_Data to process_
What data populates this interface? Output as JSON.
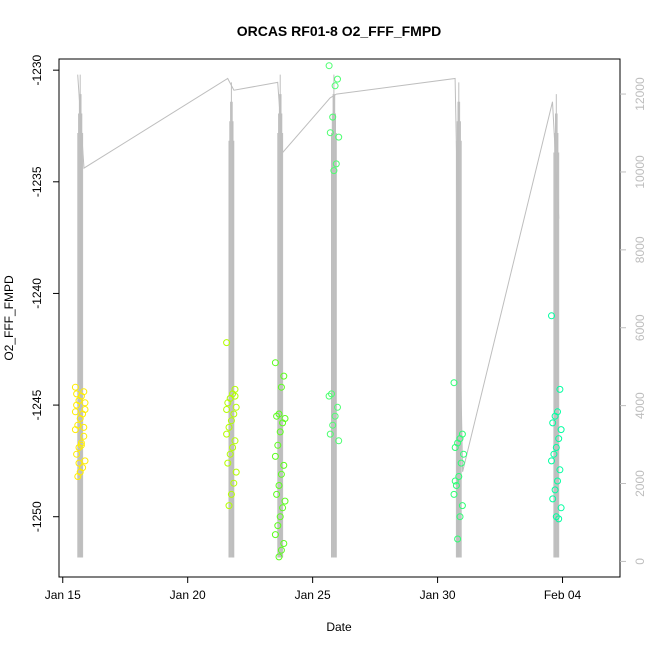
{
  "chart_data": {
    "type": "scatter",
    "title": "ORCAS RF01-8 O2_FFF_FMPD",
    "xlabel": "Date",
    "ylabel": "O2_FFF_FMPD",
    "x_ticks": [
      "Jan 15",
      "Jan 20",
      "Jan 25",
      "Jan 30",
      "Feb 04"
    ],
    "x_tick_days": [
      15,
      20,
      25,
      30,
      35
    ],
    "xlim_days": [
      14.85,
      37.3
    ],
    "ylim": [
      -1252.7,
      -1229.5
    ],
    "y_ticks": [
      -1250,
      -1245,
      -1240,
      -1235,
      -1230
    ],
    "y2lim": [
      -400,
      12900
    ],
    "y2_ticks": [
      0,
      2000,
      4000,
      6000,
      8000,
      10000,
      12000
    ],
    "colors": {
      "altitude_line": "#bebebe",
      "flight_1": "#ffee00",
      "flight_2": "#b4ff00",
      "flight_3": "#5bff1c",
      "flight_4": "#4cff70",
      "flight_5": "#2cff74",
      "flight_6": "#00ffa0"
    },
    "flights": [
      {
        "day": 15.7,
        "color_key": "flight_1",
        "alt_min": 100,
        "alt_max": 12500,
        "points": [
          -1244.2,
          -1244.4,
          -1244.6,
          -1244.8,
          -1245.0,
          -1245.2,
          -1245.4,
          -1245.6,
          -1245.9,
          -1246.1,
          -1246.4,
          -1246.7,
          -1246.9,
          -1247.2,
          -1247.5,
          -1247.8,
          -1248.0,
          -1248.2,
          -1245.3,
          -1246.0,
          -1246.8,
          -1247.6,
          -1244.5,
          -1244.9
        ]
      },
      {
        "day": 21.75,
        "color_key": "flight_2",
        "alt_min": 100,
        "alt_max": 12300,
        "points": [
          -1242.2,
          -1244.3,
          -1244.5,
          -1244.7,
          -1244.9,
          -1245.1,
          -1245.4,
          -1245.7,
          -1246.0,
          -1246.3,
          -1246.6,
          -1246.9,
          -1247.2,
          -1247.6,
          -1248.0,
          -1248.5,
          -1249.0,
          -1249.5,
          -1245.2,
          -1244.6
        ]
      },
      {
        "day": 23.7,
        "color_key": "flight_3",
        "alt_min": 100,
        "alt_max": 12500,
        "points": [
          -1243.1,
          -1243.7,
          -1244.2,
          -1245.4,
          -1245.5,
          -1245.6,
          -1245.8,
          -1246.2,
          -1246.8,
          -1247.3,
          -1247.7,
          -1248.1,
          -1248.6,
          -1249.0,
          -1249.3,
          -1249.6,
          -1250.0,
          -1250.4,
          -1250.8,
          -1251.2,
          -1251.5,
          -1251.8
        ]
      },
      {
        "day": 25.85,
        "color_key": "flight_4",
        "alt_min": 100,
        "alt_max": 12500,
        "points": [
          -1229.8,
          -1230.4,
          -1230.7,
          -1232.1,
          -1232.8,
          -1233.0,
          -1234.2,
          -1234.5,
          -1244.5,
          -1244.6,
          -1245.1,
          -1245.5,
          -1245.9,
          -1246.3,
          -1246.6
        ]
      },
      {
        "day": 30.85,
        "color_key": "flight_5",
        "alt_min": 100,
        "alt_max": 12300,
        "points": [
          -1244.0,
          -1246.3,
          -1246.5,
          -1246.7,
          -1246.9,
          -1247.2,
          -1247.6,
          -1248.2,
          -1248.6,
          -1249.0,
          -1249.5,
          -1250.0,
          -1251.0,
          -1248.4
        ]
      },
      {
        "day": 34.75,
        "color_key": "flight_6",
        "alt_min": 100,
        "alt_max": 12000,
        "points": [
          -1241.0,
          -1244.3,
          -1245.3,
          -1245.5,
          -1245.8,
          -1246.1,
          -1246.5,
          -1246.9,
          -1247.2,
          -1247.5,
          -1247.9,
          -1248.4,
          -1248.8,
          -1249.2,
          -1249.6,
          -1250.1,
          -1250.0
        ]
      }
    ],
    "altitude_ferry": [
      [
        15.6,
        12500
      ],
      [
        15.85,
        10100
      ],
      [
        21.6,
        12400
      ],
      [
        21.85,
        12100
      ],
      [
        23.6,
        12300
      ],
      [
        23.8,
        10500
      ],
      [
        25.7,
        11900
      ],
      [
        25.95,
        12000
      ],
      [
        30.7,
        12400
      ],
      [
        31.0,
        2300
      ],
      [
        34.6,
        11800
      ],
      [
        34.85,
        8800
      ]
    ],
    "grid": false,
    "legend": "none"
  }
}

_Request_
Reproduce the data word for word, excluding its pictures.

_Reply_
What data populates this interface? Output as JSON.
{
  "chart_data": {
    "type": "scatter",
    "title": "ORCAS RF01-8 O2_FFF_FMPD",
    "xlabel": "Date",
    "ylabel": "O2_FFF_FMPD",
    "x_ticks": [
      "Jan 15",
      "Jan 20",
      "Jan 25",
      "Jan 30",
      "Feb 04"
    ],
    "x_tick_days": [
      15,
      20,
      25,
      30,
      35
    ],
    "xlim_days": [
      14.85,
      37.3
    ],
    "ylim": [
      -1252.7,
      -1229.5
    ],
    "y_ticks": [
      -1250,
      -1245,
      -1240,
      -1235,
      -1230
    ],
    "y2lim": [
      -400,
      12900
    ],
    "y2_ticks": [
      0,
      2000,
      4000,
      6000,
      8000,
      10000,
      12000
    ],
    "colors": {
      "altitude_line": "#bebebe",
      "flight_1": "#ffee00",
      "flight_2": "#b4ff00",
      "flight_3": "#5bff1c",
      "flight_4": "#4cff70",
      "flight_5": "#2cff74",
      "flight_6": "#00ffa0"
    },
    "flights": [
      {
        "day": 15.7,
        "color_key": "flight_1",
        "alt_min": 100,
        "alt_max": 12500,
        "points": [
          -1244.2,
          -1244.4,
          -1244.6,
          -1244.8,
          -1245.0,
          -1245.2,
          -1245.4,
          -1245.6,
          -1245.9,
          -1246.1,
          -1246.4,
          -1246.7,
          -1246.9,
          -1247.2,
          -1247.5,
          -1247.8,
          -1248.0,
          -1248.2,
          -1245.3,
          -1246.0,
          -1246.8,
          -1247.6,
          -1244.5,
          -1244.9
        ]
      },
      {
        "day": 21.75,
        "color_key": "flight_2",
        "alt_min": 100,
        "alt_max": 12300,
        "points": [
          -1242.2,
          -1244.3,
          -1244.5,
          -1244.7,
          -1244.9,
          -1245.1,
          -1245.4,
          -1245.7,
          -1246.0,
          -1246.3,
          -1246.6,
          -1246.9,
          -1247.2,
          -1247.6,
          -1248.0,
          -1248.5,
          -1249.0,
          -1249.5,
          -1245.2,
          -1244.6
        ]
      },
      {
        "day": 23.7,
        "color_key": "flight_3",
        "alt_min": 100,
        "alt_max": 12500,
        "points": [
          -1243.1,
          -1243.7,
          -1244.2,
          -1245.4,
          -1245.5,
          -1245.6,
          -1245.8,
          -1246.2,
          -1246.8,
          -1247.3,
          -1247.7,
          -1248.1,
          -1248.6,
          -1249.0,
          -1249.3,
          -1249.6,
          -1250.0,
          -1250.4,
          -1250.8,
          -1251.2,
          -1251.5,
          -1251.8
        ]
      },
      {
        "day": 25.85,
        "color_key": "flight_4",
        "alt_min": 100,
        "alt_max": 12500,
        "points": [
          -1229.8,
          -1230.4,
          -1230.7,
          -1232.1,
          -1232.8,
          -1233.0,
          -1234.2,
          -1234.5,
          -1244.5,
          -1244.6,
          -1245.1,
          -1245.5,
          -1245.9,
          -1246.3,
          -1246.6
        ]
      },
      {
        "day": 30.85,
        "color_key": "flight_5",
        "alt_min": 100,
        "alt_max": 12300,
        "points": [
          -1244.0,
          -1246.3,
          -1246.5,
          -1246.7,
          -1246.9,
          -1247.2,
          -1247.6,
          -1248.2,
          -1248.6,
          -1249.0,
          -1249.5,
          -1250.0,
          -1251.0,
          -1248.4
        ]
      },
      {
        "day": 34.75,
        "color_key": "flight_6",
        "alt_min": 100,
        "alt_max": 12000,
        "points": [
          -1241.0,
          -1244.3,
          -1245.3,
          -1245.5,
          -1245.8,
          -1246.1,
          -1246.5,
          -1246.9,
          -1247.2,
          -1247.5,
          -1247.9,
          -1248.4,
          -1248.8,
          -1249.2,
          -1249.6,
          -1250.1,
          -1250.0
        ]
      }
    ],
    "altitude_ferry": [
      [
        15.6,
        12500
      ],
      [
        15.85,
        10100
      ],
      [
        21.6,
        12400
      ],
      [
        21.85,
        12100
      ],
      [
        23.6,
        12300
      ],
      [
        23.8,
        10500
      ],
      [
        25.7,
        11900
      ],
      [
        25.95,
        12000
      ],
      [
        30.7,
        12400
      ],
      [
        31.0,
        2300
      ],
      [
        34.6,
        11800
      ],
      [
        34.85,
        8800
      ]
    ],
    "grid": false,
    "legend": "none"
  }
}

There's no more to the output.